Explique, en una a tres oraciones, por qué concluyó hacia mediados de 2005 el proceso de retracción que se describe en el texto extraído.

## Texto extraído
- - -
Con la crisis como telón de fondo, el campo del arte no sería un espacio de augurio, sino más bien una zona de conflicto y resistencia. Y así fue como hasta promediar el 2005, vivimos un proceso de retracción hasta que la nueva coyuntura económica generada por Néstor Kirchner configuró un nuevo panorama de estabilidad y crecimiento.
Aun así, en 2002 había logrado instalarme en Buenos Aires con ayuda extra de un novio que me albergó en su casa y que me pasó algunas pistas para entender los 90, que luego continué en investigaciones formales muchos años después y que están en la base de mi tesis de Maestría en Curaduría en artes visuales (UNTREF). También había logrado un contrato en el CCR para trabajar como productora de exposiciones en el Departamento de Artes Visuales. Ese fue el primero de una larga lista de contrataciones como monotributista que encubrían responsabilidades laborales del empleador, con excepción de mi contratación entre 2006 y 2007 en el Museo Provincial de Bellas Artes “Emilio Pettoruti” donde accedí a una forma menos precarizada, esto es: con recibo de sueldo, aguinaldo, vacaciones pagas, obra social y aportes jubilatorios.
A mediados de 2005 se publicó el libro Curadores. Entrevistas editado por Jorge Gumier Maier, el cual compré inmediatamente y que conservo desde entonces. El mapa de la escena que ofrecía ese libro, junto con una serie de encuentros que se propiciaron en la primera mitad de la década (me refiero a las charlas del Basilisco, las actividades en el Goethe, las iniciativas de Trama, y las que siguieron después organizadas por el CCEBA, entre otros), fueron conformando mis marcos de referencia.
La Beca Kuitca como espacio de formación para artistas había redoblado la apuesta de la década anterior organizando la edición 2003-2005. Sin embargo, no existían programas semejantes para la formación de jóvenes curadores. Habían existido iniciativas similares durante los 90, pero se habían discontinuado crisis mediante. La escena de los primeros años del 2000 se parece a una foto congelada y deteriorada del último tercio de la década anterior.
- - -
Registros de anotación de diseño
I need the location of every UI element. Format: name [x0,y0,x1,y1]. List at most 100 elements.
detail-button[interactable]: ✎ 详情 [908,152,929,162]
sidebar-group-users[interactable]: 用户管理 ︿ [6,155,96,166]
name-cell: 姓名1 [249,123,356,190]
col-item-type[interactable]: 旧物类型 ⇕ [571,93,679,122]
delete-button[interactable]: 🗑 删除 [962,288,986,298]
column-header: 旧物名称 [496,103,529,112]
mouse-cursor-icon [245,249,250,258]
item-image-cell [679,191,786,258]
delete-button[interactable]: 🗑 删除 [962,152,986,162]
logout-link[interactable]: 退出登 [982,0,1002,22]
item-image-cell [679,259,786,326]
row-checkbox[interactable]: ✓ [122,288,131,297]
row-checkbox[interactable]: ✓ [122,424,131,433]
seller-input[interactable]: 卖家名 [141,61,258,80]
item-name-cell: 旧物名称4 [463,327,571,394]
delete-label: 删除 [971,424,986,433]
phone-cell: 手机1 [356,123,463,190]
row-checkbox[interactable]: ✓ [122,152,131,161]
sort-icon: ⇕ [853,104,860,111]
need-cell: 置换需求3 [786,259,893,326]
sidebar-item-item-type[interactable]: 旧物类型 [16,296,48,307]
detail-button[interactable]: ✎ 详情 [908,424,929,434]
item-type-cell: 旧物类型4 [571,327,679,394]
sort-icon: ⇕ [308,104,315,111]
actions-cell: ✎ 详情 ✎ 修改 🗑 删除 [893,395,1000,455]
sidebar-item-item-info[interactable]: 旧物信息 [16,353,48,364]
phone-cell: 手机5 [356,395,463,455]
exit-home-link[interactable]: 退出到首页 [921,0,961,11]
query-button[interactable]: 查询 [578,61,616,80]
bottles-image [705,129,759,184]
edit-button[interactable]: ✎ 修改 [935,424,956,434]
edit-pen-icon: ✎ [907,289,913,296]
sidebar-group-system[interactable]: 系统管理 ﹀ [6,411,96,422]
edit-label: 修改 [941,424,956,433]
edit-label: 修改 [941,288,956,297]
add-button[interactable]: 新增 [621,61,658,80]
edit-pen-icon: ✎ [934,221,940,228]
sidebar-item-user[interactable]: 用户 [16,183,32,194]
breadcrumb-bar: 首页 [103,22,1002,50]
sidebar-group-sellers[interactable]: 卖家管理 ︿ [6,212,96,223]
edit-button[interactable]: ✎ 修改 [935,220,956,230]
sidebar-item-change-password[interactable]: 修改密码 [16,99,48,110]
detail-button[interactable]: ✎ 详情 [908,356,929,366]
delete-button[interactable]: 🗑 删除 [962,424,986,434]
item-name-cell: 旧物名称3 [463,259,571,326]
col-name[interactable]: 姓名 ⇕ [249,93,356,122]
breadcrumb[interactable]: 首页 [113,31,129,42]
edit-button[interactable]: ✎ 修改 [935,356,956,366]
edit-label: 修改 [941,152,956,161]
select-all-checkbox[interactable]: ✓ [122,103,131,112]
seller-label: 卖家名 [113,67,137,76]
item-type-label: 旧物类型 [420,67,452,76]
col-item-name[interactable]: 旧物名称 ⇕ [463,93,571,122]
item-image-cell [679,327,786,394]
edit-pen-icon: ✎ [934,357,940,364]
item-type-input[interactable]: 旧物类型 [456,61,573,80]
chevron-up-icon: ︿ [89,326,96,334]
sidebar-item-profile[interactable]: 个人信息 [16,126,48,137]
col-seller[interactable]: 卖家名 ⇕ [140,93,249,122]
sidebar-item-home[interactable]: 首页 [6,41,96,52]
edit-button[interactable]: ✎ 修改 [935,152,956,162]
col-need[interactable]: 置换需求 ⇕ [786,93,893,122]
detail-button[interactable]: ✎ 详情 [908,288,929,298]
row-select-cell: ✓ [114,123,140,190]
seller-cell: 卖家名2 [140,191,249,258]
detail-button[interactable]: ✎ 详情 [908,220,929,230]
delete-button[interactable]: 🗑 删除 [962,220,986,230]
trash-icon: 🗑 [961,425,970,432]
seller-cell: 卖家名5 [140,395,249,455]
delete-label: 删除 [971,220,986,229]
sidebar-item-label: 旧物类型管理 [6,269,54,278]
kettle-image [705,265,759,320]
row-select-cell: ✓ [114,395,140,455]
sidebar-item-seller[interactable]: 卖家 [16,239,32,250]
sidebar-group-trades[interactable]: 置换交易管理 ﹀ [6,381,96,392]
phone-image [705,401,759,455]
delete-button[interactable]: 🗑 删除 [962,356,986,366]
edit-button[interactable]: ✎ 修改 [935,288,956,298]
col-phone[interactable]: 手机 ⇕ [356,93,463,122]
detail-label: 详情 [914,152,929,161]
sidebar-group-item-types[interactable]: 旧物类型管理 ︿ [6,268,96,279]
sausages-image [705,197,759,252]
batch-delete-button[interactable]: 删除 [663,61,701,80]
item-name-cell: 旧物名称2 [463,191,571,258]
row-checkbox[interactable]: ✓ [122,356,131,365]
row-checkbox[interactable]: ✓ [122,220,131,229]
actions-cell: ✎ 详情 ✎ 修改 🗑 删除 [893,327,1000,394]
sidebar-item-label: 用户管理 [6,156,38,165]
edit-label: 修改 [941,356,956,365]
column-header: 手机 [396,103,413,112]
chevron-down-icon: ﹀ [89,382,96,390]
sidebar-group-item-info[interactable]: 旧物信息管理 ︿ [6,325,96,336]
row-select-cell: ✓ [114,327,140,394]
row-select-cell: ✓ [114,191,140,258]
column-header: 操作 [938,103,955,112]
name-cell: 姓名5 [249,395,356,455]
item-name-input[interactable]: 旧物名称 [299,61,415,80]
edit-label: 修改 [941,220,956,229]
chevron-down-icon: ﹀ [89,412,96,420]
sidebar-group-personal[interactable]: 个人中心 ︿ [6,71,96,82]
- - -
## Respuesta correcta
El proceso de retracción concluyó porque la nueva coyuntura económica generada por Néstor Kirchner configuró un nuevo panorama de estabilidad y crecimiento.